— WHAT TO PRODUCE —
Quote the whole listing verbatim.

* Begin LISTED ENTRIES *

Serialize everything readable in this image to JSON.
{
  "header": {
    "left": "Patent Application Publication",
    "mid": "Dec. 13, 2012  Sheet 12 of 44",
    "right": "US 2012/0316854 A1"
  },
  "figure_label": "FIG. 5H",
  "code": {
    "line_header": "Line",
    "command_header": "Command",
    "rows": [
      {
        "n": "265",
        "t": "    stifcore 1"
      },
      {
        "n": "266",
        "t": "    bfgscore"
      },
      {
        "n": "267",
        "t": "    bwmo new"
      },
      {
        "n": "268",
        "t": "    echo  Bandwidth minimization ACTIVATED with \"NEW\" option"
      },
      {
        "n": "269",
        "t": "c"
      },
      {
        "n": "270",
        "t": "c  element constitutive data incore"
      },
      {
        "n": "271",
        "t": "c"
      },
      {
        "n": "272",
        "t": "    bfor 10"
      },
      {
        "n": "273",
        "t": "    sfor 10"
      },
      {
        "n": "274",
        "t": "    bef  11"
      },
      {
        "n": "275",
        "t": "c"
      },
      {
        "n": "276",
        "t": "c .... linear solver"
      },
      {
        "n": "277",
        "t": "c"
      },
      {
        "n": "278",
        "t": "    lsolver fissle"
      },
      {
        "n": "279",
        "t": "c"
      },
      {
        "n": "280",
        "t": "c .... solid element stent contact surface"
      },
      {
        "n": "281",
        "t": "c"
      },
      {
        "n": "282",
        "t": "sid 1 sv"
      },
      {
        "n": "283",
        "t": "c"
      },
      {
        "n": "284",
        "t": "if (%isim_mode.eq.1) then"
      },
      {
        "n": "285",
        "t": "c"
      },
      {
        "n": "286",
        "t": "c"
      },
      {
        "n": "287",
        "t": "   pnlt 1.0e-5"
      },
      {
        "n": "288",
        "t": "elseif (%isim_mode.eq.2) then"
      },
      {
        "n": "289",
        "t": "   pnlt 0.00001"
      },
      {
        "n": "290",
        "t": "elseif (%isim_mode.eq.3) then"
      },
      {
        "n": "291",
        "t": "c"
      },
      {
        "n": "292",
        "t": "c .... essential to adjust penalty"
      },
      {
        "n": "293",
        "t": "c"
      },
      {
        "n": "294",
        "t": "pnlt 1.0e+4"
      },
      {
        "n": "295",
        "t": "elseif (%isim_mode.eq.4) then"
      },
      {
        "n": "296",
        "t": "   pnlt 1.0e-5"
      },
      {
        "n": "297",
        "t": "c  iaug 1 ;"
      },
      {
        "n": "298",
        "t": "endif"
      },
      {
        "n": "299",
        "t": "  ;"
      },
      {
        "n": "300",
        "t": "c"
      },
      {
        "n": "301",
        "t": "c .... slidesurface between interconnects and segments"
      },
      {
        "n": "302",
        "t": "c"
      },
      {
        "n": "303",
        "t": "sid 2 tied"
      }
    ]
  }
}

* End LISTED ENTRIES *

— WORKED SOLUTION —
Serialize everything readable in this image to JSON.
{
  "header": {
    "left": "Patent Application Publication",
    "mid": "Dec. 13, 2012  Sheet 12 of 44",
    "right": "US 2012/0316854 A1"
  },
  "figure_label": "FIG. 5H",
  "code": {
    "line_header": "Line",
    "command_header": "Command",
    "rows": [
      {
        "n": "265",
        "t": "    stifcore 1"
      },
      {
        "n": "266",
        "t": "    bfgscore"
      },
      {
        "n": "267",
        "t": "    bwmo new"
      },
      {
        "n": "268",
        "t": "    echo  Bandwidth minimization ACTIVATED with \"NEW\" option"
      },
      {
        "n": "269",
        "t": "c"
      },
      {
        "n": "270",
        "t": "c  element constitutive data incore"
      },
      {
        "n": "271",
        "t": "c"
      },
      {
        "n": "272",
        "t": "    bfor 10"
      },
      {
        "n": "273",
        "t": "    sfor 10"
      },
      {
        "n": "274",
        "t": "    bef  11"
      },
      {
        "n": "275",
        "t": "c"
      },
      {
        "n": "276",
        "t": "c .... linear solver"
      },
      {
        "n": "277",
        "t": "c"
      },
      {
        "n": "278",
        "t": "    lsolver fissle"
      },
      {
        "n": "279",
        "t": "c"
      },
      {
        "n": "280",
        "t": "c .... solid element stent contact surface"
      },
      {
        "n": "281",
        "t": "c"
      },
      {
        "n": "282",
        "t": "sid 1 sv"
      },
      {
        "n": "283",
        "t": "c"
      },
      {
        "n": "284",
        "t": "if (%isim_mode.eq.1) then"
      },
      {
        "n": "285",
        "t": "c"
      },
      {
        "n": "286",
        "t": "c"
      },
      {
        "n": "287",
        "t": "   pnlt 1.0e-5"
      },
      {
        "n": "288",
        "t": "elseif (%isim_mode.eq.2) then"
      },
      {
        "n": "289",
        "t": "   pnlt 0.00001"
      },
      {
        "n": "290",
        "t": "elseif (%isim_mode.eq.3) then"
      },
      {
        "n": "291",
        "t": "c"
      },
      {
        "n": "292",
        "t": "c .... essential to adjust penalty"
      },
      {
        "n": "293",
        "t": "c"
      },
      {
        "n": "294",
        "t": "pnlt 1.0e+4"
      },
      {
        "n": "295",
        "t": "elseif (%isim_mode.eq.4) then"
      },
      {
        "n": "296",
        "t": "   pnlt 1.0e-5"
      },
      {
        "n": "297",
        "t": "c  iaug 1 ;"
      },
      {
        "n": "298",
        "t": "endif"
      },
      {
        "n": "299",
        "t": "  ;"
      },
      {
        "n": "300",
        "t": "c"
      },
      {
        "n": "301",
        "t": "c .... slidesurface between interconnects and segments"
      },
      {
        "n": "302",
        "t": "c"
      },
      {
        "n": "303",
        "t": "sid 2 tied"
      }
    ]
  }
}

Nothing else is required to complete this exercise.